** START OF Rows **

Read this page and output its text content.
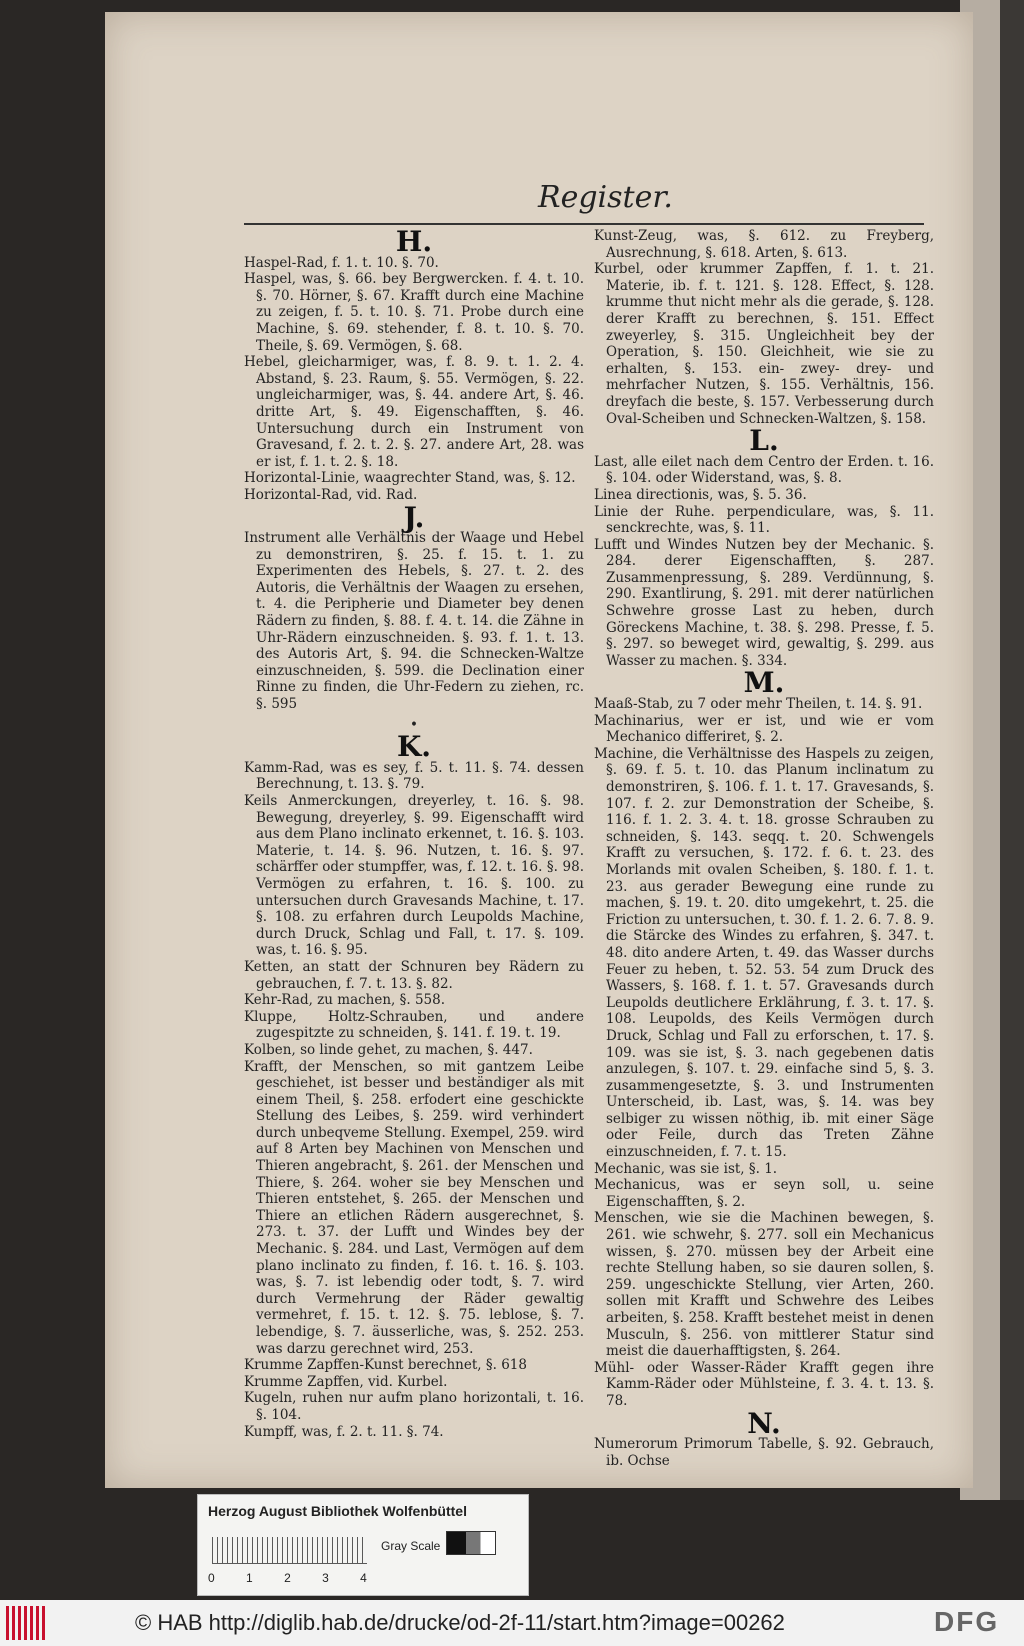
Register.
H.
Haspel-Rad, f. 1. t. 10. §. 70.
Haspel, was, §. 66. bey Bergwercken. f. 4. t. 10. §. 70. Hörner, §. 67. Krafft durch eine Machine zu zeigen, f. 5. t. 10. §. 71. Probe durch eine Machine, §. 69. stehender, f. 8. t. 10. §. 70. Theile, §. 69. Vermögen, §. 68.
Hebel, gleicharmiger, was, f. 8. 9. t. 1. 2. 4. Abstand, §. 23. Raum, §. 55. Vermögen, §. 22. ungleicharmiger, was, §. 44. andere Art, §. 46. dritte Art, §. 49. Eigenschafften, §. 46. Untersuchung durch ein Instrument von Gravesand, f. 2. t. 2. §. 27. andere Art, 28. was er ist, f. 1. t. 2. §. 18.
Horizontal-Linie, waagrechter Stand, was, §. 12.
Horizontal-Rad, vid. Rad.
J.
Instrument alle Verhältnis der Waage und Hebel zu demonstriren, §. 25. f. 15. t. 1. zu Experimenten des Hebels, §. 27. t. 2. des Autoris, die Verhältnis der Waagen zu ersehen, t. 4. die Peripherie und Diameter bey denen Rädern zu finden, §. 88. f. 4. t. 14. die Zähne in Uhr-Rädern einzuschneiden. §. 93. f. 1. t. 13. des Autoris Art, §. 94. die Schnecken-Waltze einzuschneiden, §. 599. die Declination einer Rinne zu finden, die Uhr-Federn zu ziehen, rc. §. 595
•
K.
Kamm-Rad, was es sey, f. 5. t. 11. §. 74. dessen Berechnung, t. 13. §. 79.
Keils Anmerckungen, dreyerley, t. 16. §. 98. Bewegung, dreyerley, §. 99. Eigenschafft wird aus dem Plano inclinato erkennet, t. 16. §. 103. Materie, t. 14. §. 96. Nutzen, t. 16. §. 97. schärffer oder stumpffer, was, f. 12. t. 16. §. 98. Vermögen zu erfahren, t. 16. §. 100. zu untersuchen durch Gravesands Machine, t. 17. §. 108. zu erfahren durch Leupolds Machine, durch Druck, Schlag und Fall, t. 17. §. 109. was, t. 16. §. 95.
Ketten, an statt der Schnuren bey Rädern zu gebrauchen, f. 7. t. 13. §. 82.
Kehr-Rad, zu machen, §. 558.
Kluppe, Holtz-Schrauben, und andere zugespitzte zu schneiden, §. 141. f. 19. t. 19.
Kolben, so linde gehet, zu machen, §. 447.
Krafft, der Menschen, so mit gantzem Leibe geschiehet, ist besser und beständiger als mit einem Theil, §. 258. erfodert eine geschickte Stellung des Leibes, §. 259. wird verhindert durch unbeqveme Stellung. Exempel, 259. wird auf 8 Arten bey Machinen von Menschen und Thieren angebracht, §. 261. der Menschen und Thiere, §. 264. woher sie bey Menschen und Thieren entstehet, §. 265. der Menschen und Thiere an etlichen Rädern ausgerechnet, §. 273. t. 37. der Lufft und Windes bey der Mechanic. §. 284. und Last, Vermögen auf dem plano inclinato zu finden, f. 16. t. 16. §. 103. was, §. 7. ist lebendig oder todt, §. 7. wird durch Vermehrung der Räder gewaltig vermehret, f. 15. t. 12. §. 75. leblose, §. 7. lebendige, §. 7. äusserliche, was, §. 252. 253. was darzu gerechnet wird, 253.
Krumme Zapffen-Kunst berechnet, §. 618
Krumme Zapffen, vid. Kurbel.
Kugeln, ruhen nur aufm plano horizontali, t. 16. §. 104.
Kumpff, was, f. 2. t. 11. §. 74.
Kunst-Zeug, was, §. 612. zu Freyberg, Ausrechnung, §. 618. Arten, §. 613.
Kurbel, oder krummer Zapffen, f. 1. t. 21. Materie, ib. f. t. 121. §. 128. Effect, §. 128. krumme thut nicht mehr als die gerade, §. 128. derer Krafft zu berechnen, §. 151. Effect zweyerley, §. 315. Ungleichheit bey der Operation, §. 150. Gleichheit, wie sie zu erhalten, §. 153. ein- zwey- drey- und mehrfacher Nutzen, §. 155. Verhältnis, 156. dreyfach die beste, §. 157. Verbesserung durch Oval-Scheiben und Schnecken-Waltzen, §. 158.
L.
Last, alle eilet nach dem Centro der Erden. t. 16. §. 104. oder Widerstand, was, §. 8.
Linea directionis, was, §. 5. 36.
Linie der Ruhe. perpendiculare, was, §. 11. senckrechte, was, §. 11.
Lufft und Windes Nutzen bey der Mechanic. §. 284. derer Eigenschafften, §. 287. Zusammenpressung, §. 289. Verdünnung, §. 290. Exantlirung, §. 291. mit derer natürlichen Schwehre grosse Last zu heben, durch Göreckens Machine, t. 38. §. 298. Presse, f. 5. §. 297. so beweget wird, gewaltig, §. 299. aus Wasser zu machen. §. 334.
M.
Maaß-Stab, zu 7 oder mehr Theilen, t. 14. §. 91.
Machinarius, wer er ist, und wie er vom Mechanico differiret, §. 2.
Machine, die Verhältnisse des Haspels zu zeigen, §. 69. f. 5. t. 10. das Planum inclinatum zu demonstriren, §. 106. f. 1. t. 17. Gravesands, §. 107. f. 2. zur Demonstration der Scheibe, §. 116. f. 1. 2. 3. 4. t. 18. grosse Schrauben zu schneiden, §. 143. seqq. t. 20. Schwengels Krafft zu versuchen, §. 172. f. 6. t. 23. des Morlands mit ovalen Scheiben, §. 180. f. 1. t. 23. aus gerader Bewegung eine runde zu machen, §. 19. t. 20. dito umgekehrt, t. 25. die Friction zu untersuchen, t. 30. f. 1. 2. 6. 7. 8. 9. die Stärcke des Windes zu erfahren, §. 347. t. 48. dito andere Arten, t. 49. das Wasser durchs Feuer zu heben, t. 52. 53. 54 zum Druck des Wassers, §. 168. f. 1. t. 57. Gravesands durch Leupolds deutlichere Erklährung, f. 3. t. 17. §. 108. Leupolds, des Keils Vermögen durch Druck, Schlag und Fall zu erforschen, t. 17. §. 109. was sie ist, §. 3. nach gegebenen datis anzulegen, §. 107. t. 29. einfache sind 5, §. 3. zusammengesetzte, §. 3. und Instrumenten Unterscheid, ib. Last, was, §. 14. was bey selbiger zu wissen nöthig, ib. mit einer Säge oder Feile, durch das Treten Zähne einzuschneiden, f. 7. t. 15.
Mechanic, was sie ist, §. 1.
Mechanicus, was er seyn soll, u. seine Eigenschafften, §. 2.
Menschen, wie sie die Machinen bewegen, §. 261. wie schwehr, §. 277. soll ein Mechanicus wissen, §. 270. müssen bey der Arbeit eine rechte Stellung haben, so sie dauren sollen, §. 259. ungeschickte Stellung, vier Arten, 260. sollen mit Krafft und Schwehre des Leibes arbeiten, §. 258. Krafft bestehet meist in denen Musculn, §. 256. von mittlerer Statur sind meist die dauerhafftigsten, §. 264.
Mühl- oder Wasser-Räder Krafft gegen ihre Kamm-Räder oder Mühlsteine, f. 3. 4. t. 13. §. 78.
N.
Numerorum Primorum Tabelle, §. 92. Gebrauch, ib. Ochse
Herzog August Bibliothek Wolfenbüttel
0 1 2 3 4
Gray Scale
© HAB http://diglib.hab.de/drucke/od-2f-11/start.htm?image=00262	DFG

** END OF Rows **

**Given exercise**
Extract from the material all lines containing the string "Kamm".

**Answer to the problem**
Kamm-Rad, was es sey, f. 5. t. 11. §. 74. dessen Berechnung, t. 13. §. 79.
Mühl- oder Wasser-Räder Krafft gegen ihre Kamm-Räder oder Mühlsteine, f. 3. 4. t. 13. §. 78.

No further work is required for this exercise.